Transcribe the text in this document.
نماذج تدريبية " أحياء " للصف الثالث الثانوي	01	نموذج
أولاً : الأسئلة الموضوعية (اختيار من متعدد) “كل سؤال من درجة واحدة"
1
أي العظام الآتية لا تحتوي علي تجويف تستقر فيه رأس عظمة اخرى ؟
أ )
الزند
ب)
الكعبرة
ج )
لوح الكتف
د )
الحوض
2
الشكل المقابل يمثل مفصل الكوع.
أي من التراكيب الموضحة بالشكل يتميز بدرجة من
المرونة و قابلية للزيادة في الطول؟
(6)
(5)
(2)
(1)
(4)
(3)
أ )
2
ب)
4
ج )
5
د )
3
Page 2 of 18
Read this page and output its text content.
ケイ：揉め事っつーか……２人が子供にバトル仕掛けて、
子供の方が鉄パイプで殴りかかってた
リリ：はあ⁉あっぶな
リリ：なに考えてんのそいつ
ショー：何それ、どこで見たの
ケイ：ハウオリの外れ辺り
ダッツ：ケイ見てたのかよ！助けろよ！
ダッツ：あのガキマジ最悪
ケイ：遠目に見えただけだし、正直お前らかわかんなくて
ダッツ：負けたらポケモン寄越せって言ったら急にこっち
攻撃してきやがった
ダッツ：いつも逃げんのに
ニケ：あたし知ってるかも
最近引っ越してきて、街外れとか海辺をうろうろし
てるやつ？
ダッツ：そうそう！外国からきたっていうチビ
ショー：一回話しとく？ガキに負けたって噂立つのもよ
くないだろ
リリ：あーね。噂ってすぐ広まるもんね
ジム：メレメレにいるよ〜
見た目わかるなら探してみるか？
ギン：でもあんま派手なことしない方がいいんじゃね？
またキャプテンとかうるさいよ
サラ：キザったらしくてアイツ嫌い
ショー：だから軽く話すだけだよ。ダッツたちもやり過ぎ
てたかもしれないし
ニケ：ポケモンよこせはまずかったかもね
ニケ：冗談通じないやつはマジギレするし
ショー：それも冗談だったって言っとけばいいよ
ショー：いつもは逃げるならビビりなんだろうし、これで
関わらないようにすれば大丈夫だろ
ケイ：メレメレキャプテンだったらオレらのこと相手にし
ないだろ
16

■ ■ ■

» Exercise description:
Copy every line of the records word for word.

» Full output:
Transcribe the text in this document.
نماذج تدريبية " أحياء " للصف الثالث الثانوي	01	نموذج
أولاً : الأسئلة الموضوعية (اختيار من متعدد) “كل سؤال من درجة واحدة"
1
أي العظام الآتية لا تحتوي علي تجويف تستقر فيه رأس عظمة اخرى ؟
أ )
الزند
ب)
الكعبرة
ج )
لوح الكتف
د )
الحوض
2
الشكل المقابل يمثل مفصل الكوع.
أي من التراكيب الموضحة بالشكل يتميز بدرجة من
المرونة و قابلية للزيادة في الطول؟
(6)
(5)
(2)
(1)
(4)
(3)
أ )
2
ب)
4
ج )
5
د )
3
Page 2 of 18
Read this page and output its text content.
ケイ：揉め事っつーか……２人が子供にバトル仕掛けて、
子供の方が鉄パイプで殴りかかってた
リリ：はあ⁉あっぶな
リリ：なに考えてんのそいつ
ショー：何それ、どこで見たの
ケイ：ハウオリの外れ辺り
ダッツ：ケイ見てたのかよ！助けろよ！
ダッツ：あのガキマジ最悪
ケイ：遠目に見えただけだし、正直お前らかわかんなくて
ダッツ：負けたらポケモン寄越せって言ったら急にこっち
攻撃してきやがった
ダッツ：いつも逃げんのに
ニケ：あたし知ってるかも
最近引っ越してきて、街外れとか海辺をうろうろし
てるやつ？
ダッツ：そうそう！外国からきたっていうチビ
ショー：一回話しとく？ガキに負けたって噂立つのもよ
くないだろ
リリ：あーね。噂ってすぐ広まるもんね
ジム：メレメレにいるよ〜
見た目わかるなら探してみるか？
ギン：でもあんま派手なことしない方がいいんじゃね？
またキャプテンとかうるさいよ
サラ：キザったらしくてアイツ嫌い
ショー：だから軽く話すだけだよ。ダッツたちもやり過ぎ
てたかもしれないし
ニケ：ポケモンよこせはまずかったかもね
ニケ：冗談通じないやつはマジギレするし
ショー：それも冗談だったって言っとけばいいよ
ショー：いつもは逃げるならビビりなんだろうし、これで
関わらないようにすれば大丈夫だろ
ケイ：メレメレキャプテンだったらオレらのこと相手にし
ないだろ
16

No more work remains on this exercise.